→ **Task objective**: Check each line for the word "ylabel" and give how many have it. Say nothing else.

============================================================

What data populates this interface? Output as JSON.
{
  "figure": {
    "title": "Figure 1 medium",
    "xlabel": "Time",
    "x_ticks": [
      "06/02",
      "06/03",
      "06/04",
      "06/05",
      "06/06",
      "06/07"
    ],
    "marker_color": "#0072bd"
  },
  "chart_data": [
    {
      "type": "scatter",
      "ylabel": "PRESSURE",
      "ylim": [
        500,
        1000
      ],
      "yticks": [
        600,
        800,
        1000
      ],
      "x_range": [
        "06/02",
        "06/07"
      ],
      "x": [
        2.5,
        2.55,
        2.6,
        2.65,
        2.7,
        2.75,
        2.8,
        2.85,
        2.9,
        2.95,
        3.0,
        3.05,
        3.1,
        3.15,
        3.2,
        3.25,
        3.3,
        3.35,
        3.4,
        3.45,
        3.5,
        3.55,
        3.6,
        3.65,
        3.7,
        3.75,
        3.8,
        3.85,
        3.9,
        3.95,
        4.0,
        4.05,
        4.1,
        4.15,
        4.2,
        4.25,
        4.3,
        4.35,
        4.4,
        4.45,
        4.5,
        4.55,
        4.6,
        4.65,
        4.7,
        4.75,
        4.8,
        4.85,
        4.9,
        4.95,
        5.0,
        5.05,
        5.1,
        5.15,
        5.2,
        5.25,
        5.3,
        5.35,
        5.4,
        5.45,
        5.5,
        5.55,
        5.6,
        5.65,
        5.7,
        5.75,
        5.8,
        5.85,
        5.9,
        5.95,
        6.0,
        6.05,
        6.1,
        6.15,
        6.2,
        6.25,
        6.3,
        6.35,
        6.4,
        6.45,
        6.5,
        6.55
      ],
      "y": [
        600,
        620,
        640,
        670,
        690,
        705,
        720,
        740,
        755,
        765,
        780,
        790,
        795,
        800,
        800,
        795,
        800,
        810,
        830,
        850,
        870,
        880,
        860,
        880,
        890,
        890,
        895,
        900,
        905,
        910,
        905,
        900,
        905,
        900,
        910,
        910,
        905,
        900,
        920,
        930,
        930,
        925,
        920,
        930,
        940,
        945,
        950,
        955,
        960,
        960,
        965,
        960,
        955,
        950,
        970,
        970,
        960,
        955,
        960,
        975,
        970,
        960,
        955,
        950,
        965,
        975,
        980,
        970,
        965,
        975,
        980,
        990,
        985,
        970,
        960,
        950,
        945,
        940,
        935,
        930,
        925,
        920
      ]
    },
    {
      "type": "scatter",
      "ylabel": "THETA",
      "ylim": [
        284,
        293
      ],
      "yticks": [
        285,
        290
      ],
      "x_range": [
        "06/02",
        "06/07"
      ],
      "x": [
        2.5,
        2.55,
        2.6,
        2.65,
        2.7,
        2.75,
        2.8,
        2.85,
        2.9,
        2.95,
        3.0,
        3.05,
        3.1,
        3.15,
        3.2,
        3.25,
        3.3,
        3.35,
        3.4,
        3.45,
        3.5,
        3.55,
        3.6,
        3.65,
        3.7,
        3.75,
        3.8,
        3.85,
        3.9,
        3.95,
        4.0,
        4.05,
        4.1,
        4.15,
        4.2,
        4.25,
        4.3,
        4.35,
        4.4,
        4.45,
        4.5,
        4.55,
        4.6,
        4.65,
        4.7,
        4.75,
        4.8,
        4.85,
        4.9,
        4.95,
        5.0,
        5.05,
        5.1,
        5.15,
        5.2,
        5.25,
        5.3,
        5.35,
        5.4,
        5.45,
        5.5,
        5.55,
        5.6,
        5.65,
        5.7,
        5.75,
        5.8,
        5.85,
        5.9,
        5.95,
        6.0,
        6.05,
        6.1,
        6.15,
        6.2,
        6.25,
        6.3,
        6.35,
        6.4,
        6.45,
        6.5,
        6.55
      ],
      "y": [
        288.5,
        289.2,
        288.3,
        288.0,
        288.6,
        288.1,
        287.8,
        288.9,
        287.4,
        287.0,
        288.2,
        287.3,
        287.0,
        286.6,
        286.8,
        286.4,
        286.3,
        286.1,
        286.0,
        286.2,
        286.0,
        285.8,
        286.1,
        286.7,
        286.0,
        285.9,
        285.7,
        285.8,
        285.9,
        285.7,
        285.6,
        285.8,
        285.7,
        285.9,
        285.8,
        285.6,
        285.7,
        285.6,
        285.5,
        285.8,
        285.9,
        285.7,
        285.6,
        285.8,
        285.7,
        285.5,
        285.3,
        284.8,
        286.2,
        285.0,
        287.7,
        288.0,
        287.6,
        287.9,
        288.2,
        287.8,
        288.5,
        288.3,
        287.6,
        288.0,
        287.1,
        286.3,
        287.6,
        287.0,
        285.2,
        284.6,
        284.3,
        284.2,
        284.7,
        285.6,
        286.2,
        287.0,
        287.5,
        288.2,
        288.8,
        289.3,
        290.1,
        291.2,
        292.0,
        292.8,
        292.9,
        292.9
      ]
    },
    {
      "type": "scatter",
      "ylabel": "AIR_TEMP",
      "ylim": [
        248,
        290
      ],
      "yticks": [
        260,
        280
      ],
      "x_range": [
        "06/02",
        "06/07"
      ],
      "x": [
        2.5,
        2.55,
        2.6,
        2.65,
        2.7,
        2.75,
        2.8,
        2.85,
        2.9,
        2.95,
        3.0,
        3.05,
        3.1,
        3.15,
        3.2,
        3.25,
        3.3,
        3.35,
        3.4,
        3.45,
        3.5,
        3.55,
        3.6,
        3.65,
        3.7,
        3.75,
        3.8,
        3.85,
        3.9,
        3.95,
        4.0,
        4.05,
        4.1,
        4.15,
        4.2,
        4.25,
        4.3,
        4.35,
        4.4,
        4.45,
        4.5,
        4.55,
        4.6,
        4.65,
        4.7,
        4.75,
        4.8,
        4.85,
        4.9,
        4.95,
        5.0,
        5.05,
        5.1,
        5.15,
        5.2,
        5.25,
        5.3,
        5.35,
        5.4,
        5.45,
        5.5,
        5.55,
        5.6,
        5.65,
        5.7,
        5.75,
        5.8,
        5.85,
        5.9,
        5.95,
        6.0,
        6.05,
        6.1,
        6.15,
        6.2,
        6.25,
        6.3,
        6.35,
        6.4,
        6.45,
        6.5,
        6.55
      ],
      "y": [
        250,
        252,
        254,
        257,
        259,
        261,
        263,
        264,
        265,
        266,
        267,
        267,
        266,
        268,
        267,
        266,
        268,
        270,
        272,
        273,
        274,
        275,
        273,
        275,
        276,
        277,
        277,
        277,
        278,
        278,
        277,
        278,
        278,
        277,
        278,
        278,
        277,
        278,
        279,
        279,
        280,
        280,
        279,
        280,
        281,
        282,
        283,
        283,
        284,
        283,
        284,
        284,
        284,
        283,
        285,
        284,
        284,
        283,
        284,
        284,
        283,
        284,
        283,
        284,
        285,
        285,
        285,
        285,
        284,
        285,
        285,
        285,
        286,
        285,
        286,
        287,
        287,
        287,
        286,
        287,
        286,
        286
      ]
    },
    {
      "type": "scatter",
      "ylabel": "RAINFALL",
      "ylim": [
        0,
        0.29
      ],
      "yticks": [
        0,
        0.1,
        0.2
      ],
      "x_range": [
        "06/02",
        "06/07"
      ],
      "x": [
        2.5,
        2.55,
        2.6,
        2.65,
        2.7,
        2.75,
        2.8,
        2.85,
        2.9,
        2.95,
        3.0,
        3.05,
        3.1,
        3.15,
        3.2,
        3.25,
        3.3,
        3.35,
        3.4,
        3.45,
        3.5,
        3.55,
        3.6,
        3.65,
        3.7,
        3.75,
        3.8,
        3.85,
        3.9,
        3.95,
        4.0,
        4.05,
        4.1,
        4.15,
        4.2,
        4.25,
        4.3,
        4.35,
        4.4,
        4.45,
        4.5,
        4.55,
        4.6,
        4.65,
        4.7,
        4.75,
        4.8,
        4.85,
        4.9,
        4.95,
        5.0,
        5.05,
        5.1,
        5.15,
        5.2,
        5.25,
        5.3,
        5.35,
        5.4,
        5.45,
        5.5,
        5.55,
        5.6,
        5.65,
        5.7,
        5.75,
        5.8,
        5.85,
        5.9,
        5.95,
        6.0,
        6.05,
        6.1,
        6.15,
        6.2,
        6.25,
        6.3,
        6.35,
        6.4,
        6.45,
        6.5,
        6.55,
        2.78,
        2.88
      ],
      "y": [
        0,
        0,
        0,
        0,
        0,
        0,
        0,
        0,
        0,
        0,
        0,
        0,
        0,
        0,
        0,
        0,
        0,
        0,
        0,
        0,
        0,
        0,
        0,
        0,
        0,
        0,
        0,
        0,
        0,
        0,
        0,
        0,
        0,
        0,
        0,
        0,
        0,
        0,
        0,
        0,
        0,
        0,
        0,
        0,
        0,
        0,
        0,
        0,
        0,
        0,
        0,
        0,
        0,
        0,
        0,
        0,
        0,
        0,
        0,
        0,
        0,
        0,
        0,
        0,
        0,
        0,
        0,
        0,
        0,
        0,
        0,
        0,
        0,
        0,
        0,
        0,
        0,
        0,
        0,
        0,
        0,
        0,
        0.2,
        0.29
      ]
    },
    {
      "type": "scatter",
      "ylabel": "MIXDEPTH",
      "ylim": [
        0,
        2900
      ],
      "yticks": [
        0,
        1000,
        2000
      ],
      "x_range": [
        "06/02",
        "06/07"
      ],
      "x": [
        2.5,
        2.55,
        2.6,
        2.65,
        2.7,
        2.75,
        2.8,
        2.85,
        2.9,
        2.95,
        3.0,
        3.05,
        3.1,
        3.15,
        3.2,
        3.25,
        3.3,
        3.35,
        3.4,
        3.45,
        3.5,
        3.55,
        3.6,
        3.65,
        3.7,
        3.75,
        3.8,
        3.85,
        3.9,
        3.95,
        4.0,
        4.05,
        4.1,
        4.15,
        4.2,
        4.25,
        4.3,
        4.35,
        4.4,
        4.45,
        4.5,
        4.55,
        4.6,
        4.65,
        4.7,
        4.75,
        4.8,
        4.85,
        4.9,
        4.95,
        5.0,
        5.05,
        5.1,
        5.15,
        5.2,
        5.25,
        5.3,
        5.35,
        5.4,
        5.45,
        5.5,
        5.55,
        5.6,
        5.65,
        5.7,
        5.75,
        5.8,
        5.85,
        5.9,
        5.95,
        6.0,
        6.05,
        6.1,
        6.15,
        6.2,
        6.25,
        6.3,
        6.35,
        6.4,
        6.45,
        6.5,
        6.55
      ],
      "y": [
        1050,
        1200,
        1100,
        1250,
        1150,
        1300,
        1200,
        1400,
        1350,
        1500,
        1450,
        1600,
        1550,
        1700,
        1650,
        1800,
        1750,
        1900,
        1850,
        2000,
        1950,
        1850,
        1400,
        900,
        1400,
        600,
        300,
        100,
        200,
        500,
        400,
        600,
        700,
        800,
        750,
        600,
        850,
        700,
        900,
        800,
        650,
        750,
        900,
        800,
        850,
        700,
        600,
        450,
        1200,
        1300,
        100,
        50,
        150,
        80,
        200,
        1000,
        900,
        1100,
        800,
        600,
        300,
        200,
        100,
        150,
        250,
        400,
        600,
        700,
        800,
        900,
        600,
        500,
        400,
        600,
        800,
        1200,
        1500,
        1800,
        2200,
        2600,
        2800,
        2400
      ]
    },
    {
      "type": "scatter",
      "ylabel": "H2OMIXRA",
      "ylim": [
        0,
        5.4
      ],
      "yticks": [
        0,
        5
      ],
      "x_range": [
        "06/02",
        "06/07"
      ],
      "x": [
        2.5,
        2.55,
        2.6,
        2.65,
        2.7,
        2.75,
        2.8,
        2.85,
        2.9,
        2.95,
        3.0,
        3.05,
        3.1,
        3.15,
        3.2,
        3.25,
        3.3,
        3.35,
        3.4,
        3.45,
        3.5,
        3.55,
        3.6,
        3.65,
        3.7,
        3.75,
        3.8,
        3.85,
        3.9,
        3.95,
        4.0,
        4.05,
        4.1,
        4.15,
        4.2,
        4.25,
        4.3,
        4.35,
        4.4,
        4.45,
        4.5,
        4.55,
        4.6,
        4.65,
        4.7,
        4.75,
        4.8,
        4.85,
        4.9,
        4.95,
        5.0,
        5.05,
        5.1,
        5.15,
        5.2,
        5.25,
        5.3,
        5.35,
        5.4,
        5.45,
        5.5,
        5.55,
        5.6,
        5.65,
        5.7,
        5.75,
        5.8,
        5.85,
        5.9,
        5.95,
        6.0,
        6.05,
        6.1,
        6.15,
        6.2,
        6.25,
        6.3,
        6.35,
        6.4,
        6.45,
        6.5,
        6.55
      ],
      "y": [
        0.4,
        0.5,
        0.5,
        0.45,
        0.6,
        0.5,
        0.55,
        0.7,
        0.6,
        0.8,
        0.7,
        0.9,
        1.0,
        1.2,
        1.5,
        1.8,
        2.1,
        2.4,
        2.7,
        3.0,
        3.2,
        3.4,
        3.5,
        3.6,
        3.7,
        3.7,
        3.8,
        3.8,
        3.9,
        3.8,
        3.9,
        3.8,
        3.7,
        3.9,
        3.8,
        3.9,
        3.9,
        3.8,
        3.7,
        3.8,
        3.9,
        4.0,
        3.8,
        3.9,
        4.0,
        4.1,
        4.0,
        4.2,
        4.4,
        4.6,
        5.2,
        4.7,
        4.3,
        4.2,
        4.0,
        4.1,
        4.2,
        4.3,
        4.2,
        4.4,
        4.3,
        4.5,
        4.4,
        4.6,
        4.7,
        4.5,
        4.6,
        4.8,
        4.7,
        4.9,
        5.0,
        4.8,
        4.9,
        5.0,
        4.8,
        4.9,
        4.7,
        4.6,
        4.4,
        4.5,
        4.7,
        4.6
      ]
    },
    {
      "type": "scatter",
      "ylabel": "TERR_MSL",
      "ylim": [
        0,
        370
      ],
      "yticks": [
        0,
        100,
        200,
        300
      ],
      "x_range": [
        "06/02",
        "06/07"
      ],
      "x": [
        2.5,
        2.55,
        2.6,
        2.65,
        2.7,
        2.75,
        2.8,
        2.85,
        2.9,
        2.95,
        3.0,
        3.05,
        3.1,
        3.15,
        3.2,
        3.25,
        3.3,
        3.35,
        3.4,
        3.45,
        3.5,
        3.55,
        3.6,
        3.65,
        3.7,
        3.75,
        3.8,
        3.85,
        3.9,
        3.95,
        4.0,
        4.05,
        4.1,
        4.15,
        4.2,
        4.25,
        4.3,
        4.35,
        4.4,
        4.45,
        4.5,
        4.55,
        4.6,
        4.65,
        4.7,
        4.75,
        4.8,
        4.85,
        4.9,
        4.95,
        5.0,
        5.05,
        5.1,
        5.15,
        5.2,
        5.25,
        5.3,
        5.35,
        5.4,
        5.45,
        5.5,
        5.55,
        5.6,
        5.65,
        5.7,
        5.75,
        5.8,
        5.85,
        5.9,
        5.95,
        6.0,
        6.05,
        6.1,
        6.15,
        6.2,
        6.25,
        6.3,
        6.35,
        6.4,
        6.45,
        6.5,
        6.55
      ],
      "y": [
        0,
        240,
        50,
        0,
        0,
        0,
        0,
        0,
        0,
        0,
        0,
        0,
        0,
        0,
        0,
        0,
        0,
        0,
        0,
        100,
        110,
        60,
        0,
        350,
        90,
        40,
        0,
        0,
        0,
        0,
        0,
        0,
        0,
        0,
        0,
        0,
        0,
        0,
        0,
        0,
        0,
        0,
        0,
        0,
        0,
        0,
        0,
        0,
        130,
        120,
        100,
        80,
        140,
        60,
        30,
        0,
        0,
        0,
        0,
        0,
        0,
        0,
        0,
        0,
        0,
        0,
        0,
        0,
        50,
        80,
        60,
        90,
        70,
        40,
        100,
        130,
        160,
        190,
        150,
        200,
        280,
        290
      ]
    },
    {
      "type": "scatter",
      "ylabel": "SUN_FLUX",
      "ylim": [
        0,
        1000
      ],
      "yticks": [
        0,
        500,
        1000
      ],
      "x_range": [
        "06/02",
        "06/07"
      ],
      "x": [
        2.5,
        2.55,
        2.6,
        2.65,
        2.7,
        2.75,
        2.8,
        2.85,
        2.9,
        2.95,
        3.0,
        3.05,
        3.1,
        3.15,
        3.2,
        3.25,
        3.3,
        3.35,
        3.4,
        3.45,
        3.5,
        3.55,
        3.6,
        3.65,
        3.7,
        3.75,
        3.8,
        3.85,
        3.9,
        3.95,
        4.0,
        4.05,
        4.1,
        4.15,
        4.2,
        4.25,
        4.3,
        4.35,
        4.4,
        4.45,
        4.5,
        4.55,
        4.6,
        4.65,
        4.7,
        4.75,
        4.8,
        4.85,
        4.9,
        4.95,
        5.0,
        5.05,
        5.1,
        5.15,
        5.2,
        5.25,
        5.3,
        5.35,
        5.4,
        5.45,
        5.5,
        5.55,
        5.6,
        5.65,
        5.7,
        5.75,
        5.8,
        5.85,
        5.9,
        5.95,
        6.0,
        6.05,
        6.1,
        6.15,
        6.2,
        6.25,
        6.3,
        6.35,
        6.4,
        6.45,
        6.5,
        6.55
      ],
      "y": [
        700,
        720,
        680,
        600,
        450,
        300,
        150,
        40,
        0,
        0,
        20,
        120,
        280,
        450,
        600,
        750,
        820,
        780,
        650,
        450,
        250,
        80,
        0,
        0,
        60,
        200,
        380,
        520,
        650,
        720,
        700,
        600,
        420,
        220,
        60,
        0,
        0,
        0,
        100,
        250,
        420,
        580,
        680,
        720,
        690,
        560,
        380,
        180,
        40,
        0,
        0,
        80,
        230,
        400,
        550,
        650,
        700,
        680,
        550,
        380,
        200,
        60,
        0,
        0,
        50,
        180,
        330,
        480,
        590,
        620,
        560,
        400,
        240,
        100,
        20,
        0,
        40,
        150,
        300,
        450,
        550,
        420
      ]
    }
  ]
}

============================================================

→ **Exercise response**: 8